- Do this -
Reproduce each record below exactly as written.

Recorded data:
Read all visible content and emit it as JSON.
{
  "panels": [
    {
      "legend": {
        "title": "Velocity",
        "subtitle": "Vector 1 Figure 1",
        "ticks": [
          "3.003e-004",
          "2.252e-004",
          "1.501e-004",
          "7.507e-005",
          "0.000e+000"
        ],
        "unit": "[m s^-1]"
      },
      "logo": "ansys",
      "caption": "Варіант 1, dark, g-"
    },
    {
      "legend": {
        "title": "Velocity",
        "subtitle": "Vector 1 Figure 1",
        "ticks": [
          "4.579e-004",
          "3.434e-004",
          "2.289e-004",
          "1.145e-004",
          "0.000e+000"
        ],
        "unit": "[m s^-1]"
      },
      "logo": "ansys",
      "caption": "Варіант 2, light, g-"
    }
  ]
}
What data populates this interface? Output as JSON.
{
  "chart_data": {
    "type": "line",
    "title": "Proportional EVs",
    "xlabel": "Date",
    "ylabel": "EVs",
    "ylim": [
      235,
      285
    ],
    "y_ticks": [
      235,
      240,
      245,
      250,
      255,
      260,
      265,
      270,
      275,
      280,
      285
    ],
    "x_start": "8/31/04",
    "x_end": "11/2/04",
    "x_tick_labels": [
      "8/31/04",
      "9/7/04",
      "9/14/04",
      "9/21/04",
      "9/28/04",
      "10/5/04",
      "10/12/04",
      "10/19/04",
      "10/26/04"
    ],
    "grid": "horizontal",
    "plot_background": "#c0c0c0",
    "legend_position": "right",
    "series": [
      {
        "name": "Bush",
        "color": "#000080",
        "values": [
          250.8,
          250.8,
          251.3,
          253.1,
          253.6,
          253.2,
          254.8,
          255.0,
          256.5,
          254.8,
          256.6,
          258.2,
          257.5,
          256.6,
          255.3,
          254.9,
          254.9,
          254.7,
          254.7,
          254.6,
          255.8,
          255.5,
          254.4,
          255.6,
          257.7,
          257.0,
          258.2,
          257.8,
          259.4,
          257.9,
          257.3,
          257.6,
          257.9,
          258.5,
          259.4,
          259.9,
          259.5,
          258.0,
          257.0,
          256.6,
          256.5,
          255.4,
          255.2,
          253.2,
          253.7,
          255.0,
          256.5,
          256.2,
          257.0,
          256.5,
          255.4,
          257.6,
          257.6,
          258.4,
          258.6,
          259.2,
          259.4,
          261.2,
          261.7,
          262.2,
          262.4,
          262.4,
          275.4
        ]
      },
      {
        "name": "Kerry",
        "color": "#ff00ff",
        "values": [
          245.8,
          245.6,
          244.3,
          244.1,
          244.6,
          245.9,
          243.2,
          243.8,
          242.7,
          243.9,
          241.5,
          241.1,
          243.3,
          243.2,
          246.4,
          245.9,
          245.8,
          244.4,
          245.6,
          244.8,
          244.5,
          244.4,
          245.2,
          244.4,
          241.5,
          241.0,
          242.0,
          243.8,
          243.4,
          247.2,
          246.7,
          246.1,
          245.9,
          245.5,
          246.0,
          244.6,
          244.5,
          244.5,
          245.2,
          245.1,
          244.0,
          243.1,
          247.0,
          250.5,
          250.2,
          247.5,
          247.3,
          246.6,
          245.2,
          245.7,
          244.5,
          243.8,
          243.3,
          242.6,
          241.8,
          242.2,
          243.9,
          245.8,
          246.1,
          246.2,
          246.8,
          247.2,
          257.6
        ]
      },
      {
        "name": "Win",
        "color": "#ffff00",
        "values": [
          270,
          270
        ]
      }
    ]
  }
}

- Reply -
Read all visible content and emit it as JSON.
{
  "panels": [
    {
      "legend": {
        "title": "Velocity",
        "subtitle": "Vector 1 Figure 1",
        "ticks": [
          "3.003e-004",
          "2.252e-004",
          "1.501e-004",
          "7.507e-005",
          "0.000e+000"
        ],
        "unit": "[m s^-1]"
      },
      "logo": "ansys",
      "caption": "Варіант 1, dark, g-"
    },
    {
      "legend": {
        "title": "Velocity",
        "subtitle": "Vector 1 Figure 1",
        "ticks": [
          "4.579e-004",
          "3.434e-004",
          "2.289e-004",
          "1.145e-004",
          "0.000e+000"
        ],
        "unit": "[m s^-1]"
      },
      "logo": "ansys",
      "caption": "Варіант 2, light, g-"
    }
  ]
}
What data populates this interface? Output as JSON.
{
  "chart_data": {
    "type": "line",
    "title": "Proportional EVs",
    "xlabel": "Date",
    "ylabel": "EVs",
    "ylim": [
      235,
      285
    ],
    "y_ticks": [
      235,
      240,
      245,
      250,
      255,
      260,
      265,
      270,
      275,
      280,
      285
    ],
    "x_start": "8/31/04",
    "x_end": "11/2/04",
    "x_tick_labels": [
      "8/31/04",
      "9/7/04",
      "9/14/04",
      "9/21/04",
      "9/28/04",
      "10/5/04",
      "10/12/04",
      "10/19/04",
      "10/26/04"
    ],
    "grid": "horizontal",
    "plot_background": "#c0c0c0",
    "legend_position": "right",
    "series": [
      {
        "name": "Bush",
        "color": "#000080",
        "values": [
          250.8,
          250.8,
          251.3,
          253.1,
          253.6,
          253.2,
          254.8,
          255.0,
          256.5,
          254.8,
          256.6,
          258.2,
          257.5,
          256.6,
          255.3,
          254.9,
          254.9,
          254.7,
          254.7,
          254.6,
          255.8,
          255.5,
          254.4,
          255.6,
          257.7,
          257.0,
          258.2,
          257.8,
          259.4,
          257.9,
          257.3,
          257.6,
          257.9,
          258.5,
          259.4,
          259.9,
          259.5,
          258.0,
          257.0,
          256.6,
          256.5,
          255.4,
          255.2,
          253.2,
          253.7,
          255.0,
          256.5,
          256.2,
          257.0,
          256.5,
          255.4,
          257.6,
          257.6,
          258.4,
          258.6,
          259.2,
          259.4,
          261.2,
          261.7,
          262.2,
          262.4,
          262.4,
          275.4
        ]
      },
      {
        "name": "Kerry",
        "color": "#ff00ff",
        "values": [
          245.8,
          245.6,
          244.3,
          244.1,
          244.6,
          245.9,
          243.2,
          243.8,
          242.7,
          243.9,
          241.5,
          241.1,
          243.3,
          243.2,
          246.4,
          245.9,
          245.8,
          244.4,
          245.6,
          244.8,
          244.5,
          244.4,
          245.2,
          244.4,
          241.5,
          241.0,
          242.0,
          243.8,
          243.4,
          247.2,
          246.7,
          246.1,
          245.9,
          245.5,
          246.0,
          244.6,
          244.5,
          244.5,
          245.2,
          245.1,
          244.0,
          243.1,
          247.0,
          250.5,
          250.2,
          247.5,
          247.3,
          246.6,
          245.2,
          245.7,
          244.5,
          243.8,
          243.3,
          242.6,
          241.8,
          242.2,
          243.9,
          245.8,
          246.1,
          246.2,
          246.8,
          247.2,
          257.6
        ]
      },
      {
        "name": "Win",
        "color": "#ffff00",
        "values": [
          270,
          270
        ]
      }
    ]
  }
}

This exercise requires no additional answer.